## DIRECTIONS FOR THIS TASK
Return the records in full, exactly as given.
[SOURCE DATA start]
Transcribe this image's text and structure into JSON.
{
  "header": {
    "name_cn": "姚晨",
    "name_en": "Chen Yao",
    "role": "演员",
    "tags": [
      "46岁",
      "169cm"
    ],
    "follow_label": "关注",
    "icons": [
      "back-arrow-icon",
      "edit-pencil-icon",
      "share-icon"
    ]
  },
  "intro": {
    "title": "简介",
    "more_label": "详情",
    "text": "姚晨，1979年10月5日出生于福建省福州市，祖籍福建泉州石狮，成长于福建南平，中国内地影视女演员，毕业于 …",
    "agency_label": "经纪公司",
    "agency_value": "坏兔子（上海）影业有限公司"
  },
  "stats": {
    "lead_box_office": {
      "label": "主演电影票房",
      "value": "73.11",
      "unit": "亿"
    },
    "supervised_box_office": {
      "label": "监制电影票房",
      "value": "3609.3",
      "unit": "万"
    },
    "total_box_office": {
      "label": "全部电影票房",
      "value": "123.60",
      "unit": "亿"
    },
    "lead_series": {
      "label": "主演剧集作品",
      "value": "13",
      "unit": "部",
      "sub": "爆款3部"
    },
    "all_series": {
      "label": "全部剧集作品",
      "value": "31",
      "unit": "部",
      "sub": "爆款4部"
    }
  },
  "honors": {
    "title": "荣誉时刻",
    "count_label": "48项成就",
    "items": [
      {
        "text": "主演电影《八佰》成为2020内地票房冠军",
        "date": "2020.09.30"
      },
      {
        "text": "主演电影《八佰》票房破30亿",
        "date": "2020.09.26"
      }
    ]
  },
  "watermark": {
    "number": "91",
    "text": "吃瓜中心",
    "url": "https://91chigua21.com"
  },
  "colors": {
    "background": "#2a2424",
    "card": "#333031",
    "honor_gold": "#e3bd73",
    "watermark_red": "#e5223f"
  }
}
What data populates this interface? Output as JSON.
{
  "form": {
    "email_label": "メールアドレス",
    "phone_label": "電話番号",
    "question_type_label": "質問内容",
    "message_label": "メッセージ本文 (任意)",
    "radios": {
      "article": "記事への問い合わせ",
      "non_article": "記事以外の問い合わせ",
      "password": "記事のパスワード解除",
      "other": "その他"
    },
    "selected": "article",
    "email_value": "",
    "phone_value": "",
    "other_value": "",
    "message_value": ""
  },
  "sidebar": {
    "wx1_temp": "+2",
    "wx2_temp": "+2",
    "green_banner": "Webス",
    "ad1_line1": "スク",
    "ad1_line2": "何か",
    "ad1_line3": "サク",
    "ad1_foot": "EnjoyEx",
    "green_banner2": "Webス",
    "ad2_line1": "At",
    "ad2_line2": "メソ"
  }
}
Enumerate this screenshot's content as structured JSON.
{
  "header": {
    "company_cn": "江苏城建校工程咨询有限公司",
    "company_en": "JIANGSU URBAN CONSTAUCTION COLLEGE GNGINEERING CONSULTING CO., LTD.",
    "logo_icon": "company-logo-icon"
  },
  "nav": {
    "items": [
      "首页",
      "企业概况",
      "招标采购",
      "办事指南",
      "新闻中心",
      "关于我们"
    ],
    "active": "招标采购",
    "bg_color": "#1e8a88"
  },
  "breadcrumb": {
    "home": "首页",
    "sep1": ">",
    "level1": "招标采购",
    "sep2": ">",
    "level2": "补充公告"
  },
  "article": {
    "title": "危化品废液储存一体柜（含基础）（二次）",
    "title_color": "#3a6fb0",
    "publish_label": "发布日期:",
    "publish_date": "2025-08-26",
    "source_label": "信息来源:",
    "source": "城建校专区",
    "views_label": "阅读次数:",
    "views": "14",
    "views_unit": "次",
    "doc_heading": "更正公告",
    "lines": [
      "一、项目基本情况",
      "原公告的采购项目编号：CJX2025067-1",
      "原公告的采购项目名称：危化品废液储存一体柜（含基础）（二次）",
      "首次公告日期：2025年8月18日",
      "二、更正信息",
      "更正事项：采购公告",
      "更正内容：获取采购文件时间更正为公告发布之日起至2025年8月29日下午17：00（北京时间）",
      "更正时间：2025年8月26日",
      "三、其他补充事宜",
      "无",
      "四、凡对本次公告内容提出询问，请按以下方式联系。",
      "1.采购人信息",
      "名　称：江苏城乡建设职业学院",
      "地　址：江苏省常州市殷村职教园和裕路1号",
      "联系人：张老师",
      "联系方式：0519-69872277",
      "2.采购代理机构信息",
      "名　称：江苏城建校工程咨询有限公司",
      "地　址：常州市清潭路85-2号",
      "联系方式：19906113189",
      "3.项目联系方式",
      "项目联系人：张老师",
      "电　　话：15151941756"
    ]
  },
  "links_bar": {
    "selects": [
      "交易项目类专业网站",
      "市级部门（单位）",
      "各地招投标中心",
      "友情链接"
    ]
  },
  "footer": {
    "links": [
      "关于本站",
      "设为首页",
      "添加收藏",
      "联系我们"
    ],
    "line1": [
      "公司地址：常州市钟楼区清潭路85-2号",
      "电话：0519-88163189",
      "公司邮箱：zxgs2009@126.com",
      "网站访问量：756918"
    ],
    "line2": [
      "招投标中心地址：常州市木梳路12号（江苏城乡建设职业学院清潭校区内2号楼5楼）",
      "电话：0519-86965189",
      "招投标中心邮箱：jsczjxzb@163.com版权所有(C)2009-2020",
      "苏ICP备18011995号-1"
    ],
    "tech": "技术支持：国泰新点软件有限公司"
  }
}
[SOURCE DATA end]
## REPLY
Transcribe this image's text and structure into JSON.
{
  "header": {
    "name_cn": "姚晨",
    "name_en": "Chen Yao",
    "role": "演员",
    "tags": [
      "46岁",
      "169cm"
    ],
    "follow_label": "关注",
    "icons": [
      "back-arrow-icon",
      "edit-pencil-icon",
      "share-icon"
    ]
  },
  "intro": {
    "title": "简介",
    "more_label": "详情",
    "text": "姚晨，1979年10月5日出生于福建省福州市，祖籍福建泉州石狮，成长于福建南平，中国内地影视女演员，毕业于 …",
    "agency_label": "经纪公司",
    "agency_value": "坏兔子（上海）影业有限公司"
  },
  "stats": {
    "lead_box_office": {
      "label": "主演电影票房",
      "value": "73.11",
      "unit": "亿"
    },
    "supervised_box_office": {
      "label": "监制电影票房",
      "value": "3609.3",
      "unit": "万"
    },
    "total_box_office": {
      "label": "全部电影票房",
      "value": "123.60",
      "unit": "亿"
    },
    "lead_series": {
      "label": "主演剧集作品",
      "value": "13",
      "unit": "部",
      "sub": "爆款3部"
    },
    "all_series": {
      "label": "全部剧集作品",
      "value": "31",
      "unit": "部",
      "sub": "爆款4部"
    }
  },
  "honors": {
    "title": "荣誉时刻",
    "count_label": "48项成就",
    "items": [
      {
        "text": "主演电影《八佰》成为2020内地票房冠军",
        "date": "2020.09.30"
      },
      {
        "text": "主演电影《八佰》票房破30亿",
        "date": "2020.09.26"
      }
    ]
  },
  "watermark": {
    "number": "91",
    "text": "吃瓜中心",
    "url": "https://91chigua21.com"
  },
  "colors": {
    "background": "#2a2424",
    "card": "#333031",
    "honor_gold": "#e3bd73",
    "watermark_red": "#e5223f"
  }
}
What data populates this interface? Output as JSON.
{
  "form": {
    "email_label": "メールアドレス",
    "phone_label": "電話番号",
    "question_type_label": "質問内容",
    "message_label": "メッセージ本文 (任意)",
    "radios": {
      "article": "記事への問い合わせ",
      "non_article": "記事以外の問い合わせ",
      "password": "記事のパスワード解除",
      "other": "その他"
    },
    "selected": "article",
    "email_value": "",
    "phone_value": "",
    "other_value": "",
    "message_value": ""
  },
  "sidebar": {
    "wx1_temp": "+2",
    "wx2_temp": "+2",
    "green_banner": "Webス",
    "ad1_line1": "スク",
    "ad1_line2": "何か",
    "ad1_line3": "サク",
    "ad1_foot": "EnjoyEx",
    "green_banner2": "Webス",
    "ad2_line1": "At",
    "ad2_line2": "メソ"
  }
}
Enumerate this screenshot's content as structured JSON.
{
  "header": {
    "company_cn": "江苏城建校工程咨询有限公司",
    "company_en": "JIANGSU URBAN CONSTAUCTION COLLEGE GNGINEERING CONSULTING CO., LTD.",
    "logo_icon": "company-logo-icon"
  },
  "nav": {
    "items": [
      "首页",
      "企业概况",
      "招标采购",
      "办事指南",
      "新闻中心",
      "关于我们"
    ],
    "active": "招标采购",
    "bg_color": "#1e8a88"
  },
  "breadcrumb": {
    "home": "首页",
    "sep1": ">",
    "level1": "招标采购",
    "sep2": ">",
    "level2": "补充公告"
  },
  "article": {
    "title": "危化品废液储存一体柜（含基础）（二次）",
    "title_color": "#3a6fb0",
    "publish_label": "发布日期:",
    "publish_date": "2025-08-26",
    "source_label": "信息来源:",
    "source": "城建校专区",
    "views_label": "阅读次数:",
    "views": "14",
    "views_unit": "次",
    "doc_heading": "更正公告",
    "lines": [
      "一、项目基本情况",
      "原公告的采购项目编号：CJX2025067-1",
      "原公告的采购项目名称：危化品废液储存一体柜（含基础）（二次）",
      "首次公告日期：2025年8月18日",
      "二、更正信息",
      "更正事项：采购公告",
      "更正内容：获取采购文件时间更正为公告发布之日起至2025年8月29日下午17：00（北京时间）",
      "更正时间：2025年8月26日",
      "三、其他补充事宜",
      "无",
      "四、凡对本次公告内容提出询问，请按以下方式联系。",
      "1.采购人信息",
      "名　称：江苏城乡建设职业学院",
      "地　址：江苏省常州市殷村职教园和裕路1号",
      "联系人：张老师",
      "联系方式：0519-69872277",
      "2.采购代理机构信息",
      "名　称：江苏城建校工程咨询有限公司",
      "地　址：常州市清潭路85-2号",
      "联系方式：19906113189",
      "3.项目联系方式",
      "项目联系人：张老师",
      "电　　话：15151941756"
    ]
  },
  "links_bar": {
    "selects": [
      "交易项目类专业网站",
      "市级部门（单位）",
      "各地招投标中心",
      "友情链接"
    ]
  },
  "footer": {
    "links": [
      "关于本站",
      "设为首页",
      "添加收藏",
      "联系我们"
    ],
    "line1": [
      "公司地址：常州市钟楼区清潭路85-2号",
      "电话：0519-88163189",
      "公司邮箱：zxgs2009@126.com",
      "网站访问量：756918"
    ],
    "line2": [
      "招投标中心地址：常州市木梳路12号（江苏城乡建设职业学院清潭校区内2号楼5楼）",
      "电话：0519-86965189",
      "招投标中心邮箱：jsczjxzb@163.com版权所有(C)2009-2020",
      "苏ICP备18011995号-1"
    ],
    "tech": "技术支持：国泰新点软件有限公司"
  }
}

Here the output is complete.